Recorded data:
────────────────────────────────────────

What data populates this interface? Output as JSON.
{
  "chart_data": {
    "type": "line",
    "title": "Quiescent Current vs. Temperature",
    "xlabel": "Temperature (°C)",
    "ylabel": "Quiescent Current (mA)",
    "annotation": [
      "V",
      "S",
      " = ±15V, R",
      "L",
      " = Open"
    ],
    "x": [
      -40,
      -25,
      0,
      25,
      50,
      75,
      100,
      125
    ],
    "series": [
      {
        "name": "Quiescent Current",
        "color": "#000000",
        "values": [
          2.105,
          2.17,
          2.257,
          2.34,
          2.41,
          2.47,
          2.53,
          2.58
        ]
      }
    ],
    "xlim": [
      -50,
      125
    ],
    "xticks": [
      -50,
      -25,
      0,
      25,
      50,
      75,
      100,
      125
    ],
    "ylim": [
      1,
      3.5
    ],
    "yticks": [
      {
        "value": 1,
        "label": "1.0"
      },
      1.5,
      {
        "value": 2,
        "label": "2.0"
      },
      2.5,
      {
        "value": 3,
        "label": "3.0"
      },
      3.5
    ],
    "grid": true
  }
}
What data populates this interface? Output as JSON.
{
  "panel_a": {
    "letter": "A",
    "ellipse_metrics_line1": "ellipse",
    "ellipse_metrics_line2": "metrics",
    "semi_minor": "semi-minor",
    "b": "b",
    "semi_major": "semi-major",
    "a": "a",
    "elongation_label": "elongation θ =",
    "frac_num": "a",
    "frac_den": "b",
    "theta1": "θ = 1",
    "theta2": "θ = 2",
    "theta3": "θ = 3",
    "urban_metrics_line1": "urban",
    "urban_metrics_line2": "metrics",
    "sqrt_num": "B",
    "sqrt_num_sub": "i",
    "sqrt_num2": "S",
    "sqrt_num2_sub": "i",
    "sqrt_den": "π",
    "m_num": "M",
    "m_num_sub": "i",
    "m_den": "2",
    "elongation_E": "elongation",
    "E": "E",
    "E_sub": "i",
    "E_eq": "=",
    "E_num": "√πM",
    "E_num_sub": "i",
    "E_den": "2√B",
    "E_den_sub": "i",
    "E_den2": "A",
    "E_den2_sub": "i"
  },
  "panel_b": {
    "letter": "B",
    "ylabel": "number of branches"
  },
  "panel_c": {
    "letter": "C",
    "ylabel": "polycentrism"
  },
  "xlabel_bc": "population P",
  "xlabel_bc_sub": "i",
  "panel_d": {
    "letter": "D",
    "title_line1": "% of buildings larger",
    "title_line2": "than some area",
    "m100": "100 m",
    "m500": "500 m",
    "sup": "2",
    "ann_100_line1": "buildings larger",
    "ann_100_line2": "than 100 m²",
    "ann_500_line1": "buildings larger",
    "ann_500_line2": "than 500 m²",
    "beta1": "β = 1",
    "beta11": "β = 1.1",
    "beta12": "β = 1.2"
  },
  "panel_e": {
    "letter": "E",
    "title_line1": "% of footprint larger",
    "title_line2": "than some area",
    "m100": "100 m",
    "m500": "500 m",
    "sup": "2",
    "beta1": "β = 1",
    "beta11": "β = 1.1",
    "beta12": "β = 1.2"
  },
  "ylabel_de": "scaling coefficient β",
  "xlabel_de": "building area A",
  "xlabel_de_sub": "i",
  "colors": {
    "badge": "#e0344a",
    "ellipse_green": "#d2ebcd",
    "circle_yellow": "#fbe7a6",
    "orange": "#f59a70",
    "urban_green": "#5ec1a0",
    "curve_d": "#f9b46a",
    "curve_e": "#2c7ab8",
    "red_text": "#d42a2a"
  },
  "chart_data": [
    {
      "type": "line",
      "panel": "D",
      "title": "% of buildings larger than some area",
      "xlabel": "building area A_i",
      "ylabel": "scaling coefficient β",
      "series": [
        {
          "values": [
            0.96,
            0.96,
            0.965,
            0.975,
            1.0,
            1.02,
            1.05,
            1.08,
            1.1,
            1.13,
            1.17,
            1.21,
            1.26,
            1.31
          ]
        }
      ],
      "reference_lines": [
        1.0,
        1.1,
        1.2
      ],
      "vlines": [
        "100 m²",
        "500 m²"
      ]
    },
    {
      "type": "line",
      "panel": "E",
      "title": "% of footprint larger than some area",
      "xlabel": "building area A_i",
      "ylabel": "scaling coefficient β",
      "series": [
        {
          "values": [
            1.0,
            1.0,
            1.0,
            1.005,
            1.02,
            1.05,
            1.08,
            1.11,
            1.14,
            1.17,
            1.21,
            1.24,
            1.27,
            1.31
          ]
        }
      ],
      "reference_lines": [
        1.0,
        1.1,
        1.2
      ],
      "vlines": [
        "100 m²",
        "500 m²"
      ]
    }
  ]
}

────────────────────────────────────────

→ **DESCRIPTION OF THE TASK**: Using the listing above, retype each line exactly.

→ **SOLUTION TO THE PROBLEM**:
What data populates this interface? Output as JSON.
{
  "chart_data": {
    "type": "line",
    "title": "Quiescent Current vs. Temperature",
    "xlabel": "Temperature (°C)",
    "ylabel": "Quiescent Current (mA)",
    "annotation": [
      "V",
      "S",
      " = ±15V, R",
      "L",
      " = Open"
    ],
    "x": [
      -40,
      -25,
      0,
      25,
      50,
      75,
      100,
      125
    ],
    "series": [
      {
        "name": "Quiescent Current",
        "color": "#000000",
        "values": [
          2.105,
          2.17,
          2.257,
          2.34,
          2.41,
          2.47,
          2.53,
          2.58
        ]
      }
    ],
    "xlim": [
      -50,
      125
    ],
    "xticks": [
      -50,
      -25,
      0,
      25,
      50,
      75,
      100,
      125
    ],
    "ylim": [
      1,
      3.5
    ],
    "yticks": [
      {
        "value": 1,
        "label": "1.0"
      },
      1.5,
      {
        "value": 2,
        "label": "2.0"
      },
      2.5,
      {
        "value": 3,
        "label": "3.0"
      },
      3.5
    ],
    "grid": true
  }
}
What data populates this interface? Output as JSON.
{
  "panel_a": {
    "letter": "A",
    "ellipse_metrics_line1": "ellipse",
    "ellipse_metrics_line2": "metrics",
    "semi_minor": "semi-minor",
    "b": "b",
    "semi_major": "semi-major",
    "a": "a",
    "elongation_label": "elongation θ =",
    "frac_num": "a",
    "frac_den": "b",
    "theta1": "θ = 1",
    "theta2": "θ = 2",
    "theta3": "θ = 3",
    "urban_metrics_line1": "urban",
    "urban_metrics_line2": "metrics",
    "sqrt_num": "B",
    "sqrt_num_sub": "i",
    "sqrt_num2": "S",
    "sqrt_num2_sub": "i",
    "sqrt_den": "π",
    "m_num": "M",
    "m_num_sub": "i",
    "m_den": "2",
    "elongation_E": "elongation",
    "E": "E",
    "E_sub": "i",
    "E_eq": "=",
    "E_num": "√πM",
    "E_num_sub": "i",
    "E_den": "2√B",
    "E_den_sub": "i",
    "E_den2": "A",
    "E_den2_sub": "i"
  },
  "panel_b": {
    "letter": "B",
    "ylabel": "number of branches"
  },
  "panel_c": {
    "letter": "C",
    "ylabel": "polycentrism"
  },
  "xlabel_bc": "population P",
  "xlabel_bc_sub": "i",
  "panel_d": {
    "letter": "D",
    "title_line1": "% of buildings larger",
    "title_line2": "than some area",
    "m100": "100 m",
    "m500": "500 m",
    "sup": "2",
    "ann_100_line1": "buildings larger",
    "ann_100_line2": "than 100 m²",
    "ann_500_line1": "buildings larger",
    "ann_500_line2": "than 500 m²",
    "beta1": "β = 1",
    "beta11": "β = 1.1",
    "beta12": "β = 1.2"
  },
  "panel_e": {
    "letter": "E",
    "title_line1": "% of footprint larger",
    "title_line2": "than some area",
    "m100": "100 m",
    "m500": "500 m",
    "sup": "2",
    "beta1": "β = 1",
    "beta11": "β = 1.1",
    "beta12": "β = 1.2"
  },
  "ylabel_de": "scaling coefficient β",
  "xlabel_de": "building area A",
  "xlabel_de_sub": "i",
  "colors": {
    "badge": "#e0344a",
    "ellipse_green": "#d2ebcd",
    "circle_yellow": "#fbe7a6",
    "orange": "#f59a70",
    "urban_green": "#5ec1a0",
    "curve_d": "#f9b46a",
    "curve_e": "#2c7ab8",
    "red_text": "#d42a2a"
  },
  "chart_data": [
    {
      "type": "line",
      "panel": "D",
      "title": "% of buildings larger than some area",
      "xlabel": "building area A_i",
      "ylabel": "scaling coefficient β",
      "series": [
        {
          "values": [
            0.96,
            0.96,
            0.965,
            0.975,
            1.0,
            1.02,
            1.05,
            1.08,
            1.1,
            1.13,
            1.17,
            1.21,
            1.26,
            1.31
          ]
        }
      ],
      "reference_lines": [
        1.0,
        1.1,
        1.2
      ],
      "vlines": [
        "100 m²",
        "500 m²"
      ]
    },
    {
      "type": "line",
      "panel": "E",
      "title": "% of footprint larger than some area",
      "xlabel": "building area A_i",
      "ylabel": "scaling coefficient β",
      "series": [
        {
          "values": [
            1.0,
            1.0,
            1.0,
            1.005,
            1.02,
            1.05,
            1.08,
            1.11,
            1.14,
            1.17,
            1.21,
            1.24,
            1.27,
            1.31
          ]
        }
      ],
      "reference_lines": [
        1.0,
        1.1,
        1.2
      ],
      "vlines": [
        "100 m²",
        "500 m²"
      ]
    }
  ]
}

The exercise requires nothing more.